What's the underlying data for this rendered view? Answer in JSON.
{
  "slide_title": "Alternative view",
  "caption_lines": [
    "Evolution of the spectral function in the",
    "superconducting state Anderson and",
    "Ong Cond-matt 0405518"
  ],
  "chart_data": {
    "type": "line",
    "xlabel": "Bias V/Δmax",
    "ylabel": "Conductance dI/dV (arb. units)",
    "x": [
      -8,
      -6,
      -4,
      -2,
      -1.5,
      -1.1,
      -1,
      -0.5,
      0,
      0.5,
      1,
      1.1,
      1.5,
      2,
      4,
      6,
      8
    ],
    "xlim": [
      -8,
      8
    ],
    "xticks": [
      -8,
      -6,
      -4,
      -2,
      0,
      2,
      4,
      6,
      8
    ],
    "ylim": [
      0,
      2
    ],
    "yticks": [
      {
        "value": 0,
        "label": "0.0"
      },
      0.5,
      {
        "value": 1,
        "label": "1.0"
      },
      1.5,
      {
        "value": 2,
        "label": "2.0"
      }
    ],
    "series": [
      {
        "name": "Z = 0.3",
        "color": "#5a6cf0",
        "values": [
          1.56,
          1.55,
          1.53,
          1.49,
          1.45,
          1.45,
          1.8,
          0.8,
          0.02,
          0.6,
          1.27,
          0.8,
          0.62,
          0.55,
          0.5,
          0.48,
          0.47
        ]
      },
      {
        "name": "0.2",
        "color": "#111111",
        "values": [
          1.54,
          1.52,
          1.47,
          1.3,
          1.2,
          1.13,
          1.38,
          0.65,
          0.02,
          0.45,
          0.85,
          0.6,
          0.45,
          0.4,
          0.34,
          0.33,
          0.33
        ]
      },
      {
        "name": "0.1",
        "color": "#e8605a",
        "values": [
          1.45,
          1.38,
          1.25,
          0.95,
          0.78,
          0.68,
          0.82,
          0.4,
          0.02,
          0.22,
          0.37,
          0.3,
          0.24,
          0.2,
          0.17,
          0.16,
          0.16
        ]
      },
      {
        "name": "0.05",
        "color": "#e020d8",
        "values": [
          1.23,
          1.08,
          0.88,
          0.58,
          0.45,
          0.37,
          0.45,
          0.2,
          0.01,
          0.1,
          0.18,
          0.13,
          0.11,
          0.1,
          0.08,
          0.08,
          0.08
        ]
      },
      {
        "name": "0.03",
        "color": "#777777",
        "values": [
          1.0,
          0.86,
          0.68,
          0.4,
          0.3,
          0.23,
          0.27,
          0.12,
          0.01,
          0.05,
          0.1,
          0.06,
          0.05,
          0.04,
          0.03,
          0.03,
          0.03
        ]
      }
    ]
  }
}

******************************

• _TO DO_
Copy the entries above exactly, leaving none out.

• _ANSWER BELOW_
What's the underlying data for this rendered view? Answer in JSON.
{
  "slide_title": "Alternative view",
  "caption_lines": [
    "Evolution of the spectral function in the",
    "superconducting state Anderson and",
    "Ong Cond-matt 0405518"
  ],
  "chart_data": {
    "type": "line",
    "xlabel": "Bias V/Δmax",
    "ylabel": "Conductance dI/dV (arb. units)",
    "x": [
      -8,
      -6,
      -4,
      -2,
      -1.5,
      -1.1,
      -1,
      -0.5,
      0,
      0.5,
      1,
      1.1,
      1.5,
      2,
      4,
      6,
      8
    ],
    "xlim": [
      -8,
      8
    ],
    "xticks": [
      -8,
      -6,
      -4,
      -2,
      0,
      2,
      4,
      6,
      8
    ],
    "ylim": [
      0,
      2
    ],
    "yticks": [
      {
        "value": 0,
        "label": "0.0"
      },
      0.5,
      {
        "value": 1,
        "label": "1.0"
      },
      1.5,
      {
        "value": 2,
        "label": "2.0"
      }
    ],
    "series": [
      {
        "name": "Z = 0.3",
        "color": "#5a6cf0",
        "values": [
          1.56,
          1.55,
          1.53,
          1.49,
          1.45,
          1.45,
          1.8,
          0.8,
          0.02,
          0.6,
          1.27,
          0.8,
          0.62,
          0.55,
          0.5,
          0.48,
          0.47
        ]
      },
      {
        "name": "0.2",
        "color": "#111111",
        "values": [
          1.54,
          1.52,
          1.47,
          1.3,
          1.2,
          1.13,
          1.38,
          0.65,
          0.02,
          0.45,
          0.85,
          0.6,
          0.45,
          0.4,
          0.34,
          0.33,
          0.33
        ]
      },
      {
        "name": "0.1",
        "color": "#e8605a",
        "values": [
          1.45,
          1.38,
          1.25,
          0.95,
          0.78,
          0.68,
          0.82,
          0.4,
          0.02,
          0.22,
          0.37,
          0.3,
          0.24,
          0.2,
          0.17,
          0.16,
          0.16
        ]
      },
      {
        "name": "0.05",
        "color": "#e020d8",
        "values": [
          1.23,
          1.08,
          0.88,
          0.58,
          0.45,
          0.37,
          0.45,
          0.2,
          0.01,
          0.1,
          0.18,
          0.13,
          0.11,
          0.1,
          0.08,
          0.08,
          0.08
        ]
      },
      {
        "name": "0.03",
        "color": "#777777",
        "values": [
          1.0,
          0.86,
          0.68,
          0.4,
          0.3,
          0.23,
          0.27,
          0.12,
          0.01,
          0.05,
          0.1,
          0.06,
          0.05,
          0.04,
          0.03,
          0.03,
          0.03
        ]
      }
    ]
  }
}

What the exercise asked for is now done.